**** DATA SHOWN

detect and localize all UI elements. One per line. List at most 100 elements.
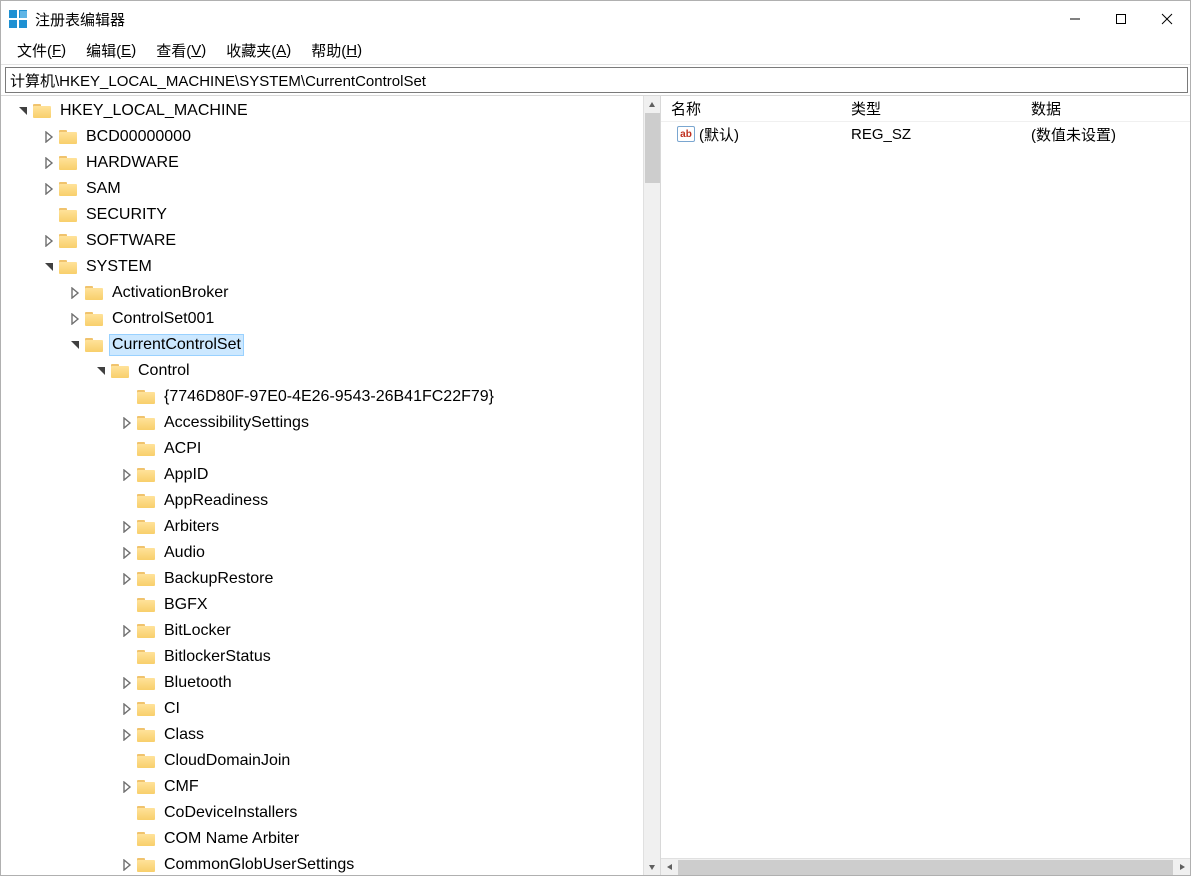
scroll-down-icon[interactable] <box>644 858 661 875</box>
expander-placeholder <box>119 805 135 821</box>
values-list[interactable]: ab(默认)REG_SZ(数值未设置) <box>661 122 1190 858</box>
tree-item[interactable]: ControlSet001 <box>9 306 643 332</box>
menu-查看[interactable]: 查看(V) <box>146 37 216 64</box>
chevron-right-icon[interactable] <box>119 779 135 795</box>
address-bar[interactable]: 计算机\HKEY_LOCAL_MACHINE\SYSTEM\CurrentCon… <box>5 67 1188 93</box>
value-row[interactable]: ab(默认)REG_SZ(数值未设置) <box>661 122 1190 146</box>
folder-icon <box>137 754 155 768</box>
tree-item-label: SYSTEM <box>83 256 155 278</box>
values-header: 名称 类型 数据 <box>661 96 1190 122</box>
menu-文件[interactable]: 文件(F) <box>7 37 76 64</box>
expander-placeholder <box>119 831 135 847</box>
scroll-thumb[interactable] <box>645 113 660 183</box>
tree-item-label: Class <box>161 724 207 746</box>
tree-item[interactable]: AppID <box>9 462 643 488</box>
column-data[interactable]: 数据 <box>1021 96 1190 121</box>
tree-item[interactable]: HKEY_LOCAL_MACHINE <box>9 98 643 124</box>
folder-icon <box>137 468 155 482</box>
folder-icon <box>137 390 155 404</box>
titlebar[interactable]: 注册表编辑器 <box>1 1 1190 37</box>
tree-item[interactable]: CommonGlobUserSettings <box>9 852 643 875</box>
chevron-right-icon[interactable] <box>41 129 57 145</box>
tree-item-label: SOFTWARE <box>83 230 179 252</box>
tree-item[interactable]: Control <box>9 358 643 384</box>
tree-item[interactable]: CI <box>9 696 643 722</box>
tree-item[interactable]: Class <box>9 722 643 748</box>
folder-icon <box>137 806 155 820</box>
tree-item[interactable]: {7746D80F-97E0-4E26-9543-26B41FC22F79} <box>9 384 643 410</box>
chevron-down-icon[interactable] <box>93 363 109 379</box>
expander-placeholder <box>119 649 135 665</box>
tree-item[interactable]: BackupRestore <box>9 566 643 592</box>
tree-item[interactable]: SYSTEM <box>9 254 643 280</box>
chevron-right-icon[interactable] <box>119 467 135 483</box>
tree-item[interactable]: BCD00000000 <box>9 124 643 150</box>
tree-vertical-scrollbar[interactable] <box>643 96 660 875</box>
tree-item[interactable]: Audio <box>9 540 643 566</box>
tree-item-label: HKEY_LOCAL_MACHINE <box>57 100 251 122</box>
menu-编辑[interactable]: 编辑(E) <box>76 37 146 64</box>
folder-icon <box>85 312 103 326</box>
column-type[interactable]: 类型 <box>841 96 1021 121</box>
chevron-right-icon[interactable] <box>119 415 135 431</box>
registry-tree: HKEY_LOCAL_MACHINEBCD00000000HARDWARESAM… <box>1 96 643 875</box>
chevron-down-icon[interactable] <box>15 103 31 119</box>
chevron-right-icon[interactable] <box>119 623 135 639</box>
tree-item[interactable]: BitlockerStatus <box>9 644 643 670</box>
scroll-left-icon[interactable] <box>661 859 678 876</box>
tree-item[interactable]: CoDeviceInstallers <box>9 800 643 826</box>
tree-item[interactable]: AccessibilitySettings <box>9 410 643 436</box>
chevron-right-icon[interactable] <box>119 545 135 561</box>
folder-icon <box>59 208 77 222</box>
chevron-right-icon[interactable] <box>119 857 135 873</box>
tree-item[interactable]: COM Name Arbiter <box>9 826 643 852</box>
chevron-right-icon[interactable] <box>119 571 135 587</box>
folder-icon <box>137 520 155 534</box>
chevron-right-icon[interactable] <box>67 311 83 327</box>
chevron-right-icon[interactable] <box>119 701 135 717</box>
tree-item-label: HARDWARE <box>83 152 182 174</box>
tree-item[interactable]: CurrentControlSet <box>9 332 643 358</box>
scroll-right-icon[interactable] <box>1173 859 1190 876</box>
tree-item-label: CMF <box>161 776 202 798</box>
tree-item[interactable]: Bluetooth <box>9 670 643 696</box>
tree-item[interactable]: HARDWARE <box>9 150 643 176</box>
tree-item[interactable]: AppReadiness <box>9 488 643 514</box>
chevron-down-icon[interactable] <box>41 259 57 275</box>
scroll-thumb[interactable] <box>678 860 1173 875</box>
tree-item[interactable]: ActivationBroker <box>9 280 643 306</box>
tree-item-label: BGFX <box>161 594 211 616</box>
tree-item[interactable]: BitLocker <box>9 618 643 644</box>
tree-item-label: Bluetooth <box>161 672 235 694</box>
chevron-down-icon[interactable] <box>67 337 83 353</box>
chevron-right-icon[interactable] <box>41 181 57 197</box>
tree-viewport[interactable]: HKEY_LOCAL_MACHINEBCD00000000HARDWARESAM… <box>1 96 643 875</box>
folder-icon <box>85 338 103 352</box>
chevron-right-icon[interactable] <box>119 727 135 743</box>
chevron-right-icon[interactable] <box>41 233 57 249</box>
tree-item[interactable]: ACPI <box>9 436 643 462</box>
column-name[interactable]: 名称 <box>661 96 841 121</box>
tree-item[interactable]: CloudDomainJoin <box>9 748 643 774</box>
tree-item[interactable]: SAM <box>9 176 643 202</box>
menu-帮助[interactable]: 帮助(H) <box>301 37 372 64</box>
scroll-up-icon[interactable] <box>644 96 661 113</box>
folder-icon <box>59 130 77 144</box>
tree-item[interactable]: SECURITY <box>9 202 643 228</box>
tree-item[interactable]: BGFX <box>9 592 643 618</box>
menu-收藏夹[interactable]: 收藏夹(A) <box>216 37 301 64</box>
values-horizontal-scrollbar[interactable] <box>661 858 1190 875</box>
folder-icon <box>137 572 155 586</box>
tree-item[interactable]: Arbiters <box>9 514 643 540</box>
tree-item[interactable]: CMF <box>9 774 643 800</box>
tree-item-label: ACPI <box>161 438 204 460</box>
chevron-right-icon[interactable] <box>41 155 57 171</box>
chevron-right-icon[interactable] <box>119 519 135 535</box>
chevron-right-icon[interactable] <box>67 285 83 301</box>
string-value-icon: ab <box>677 126 695 142</box>
maximize-button[interactable] <box>1098 1 1144 37</box>
tree-item[interactable]: SOFTWARE <box>9 228 643 254</box>
chevron-right-icon[interactable] <box>119 675 135 691</box>
minimize-button[interactable] <box>1052 1 1098 37</box>
close-button[interactable] <box>1144 1 1190 37</box>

********

TASK TO COMPLETE →
Rewrite the lines from the line with "scroll-down-icon[interactable] <box>644 858" to the line with "tree-item[interactable]: HKEY_LOCAL_MACHINE <box>9", switching "expander-placeholder" to "expander-spacer" and leaving everything else unchanged.

TASK ANSWER →
scroll-down-icon[interactable] <box>644 858 661 875</box>
expander-spacer <box>119 805 135 821</box>
values-list[interactable]: ab(默认)REG_SZ(数值未设置) <box>661 122 1190 858</box>
tree-item[interactable]: ControlSet001 <box>9 306 643 332</box>
menu-查看[interactable]: 查看(V) <box>146 37 216 64</box>
chevron-right-icon[interactable] <box>119 779 135 795</box>
address-bar[interactable]: 计算机\HKEY_LOCAL_MACHINE\SYSTEM\CurrentCon… <box>5 67 1188 93</box>
value-row[interactable]: ab(默认)REG_SZ(数值未设置) <box>661 122 1190 146</box>
folder-icon <box>137 754 155 768</box>
tree-item-label: SYSTEM <box>83 256 155 278</box>
values-header: 名称 类型 数据 <box>661 96 1190 122</box>
menu-文件[interactable]: 文件(F) <box>7 37 76 64</box>
expander-spacer <box>119 831 135 847</box>
scroll-thumb[interactable] <box>645 113 660 183</box>
tree-item-label: Class <box>161 724 207 746</box>
tree-item[interactable]: AppID <box>9 462 643 488</box>
column-data[interactable]: 数据 <box>1021 96 1190 121</box>
tree-item[interactable]: HKEY_LOCAL_MACHINE <box>9 98 643 124</box>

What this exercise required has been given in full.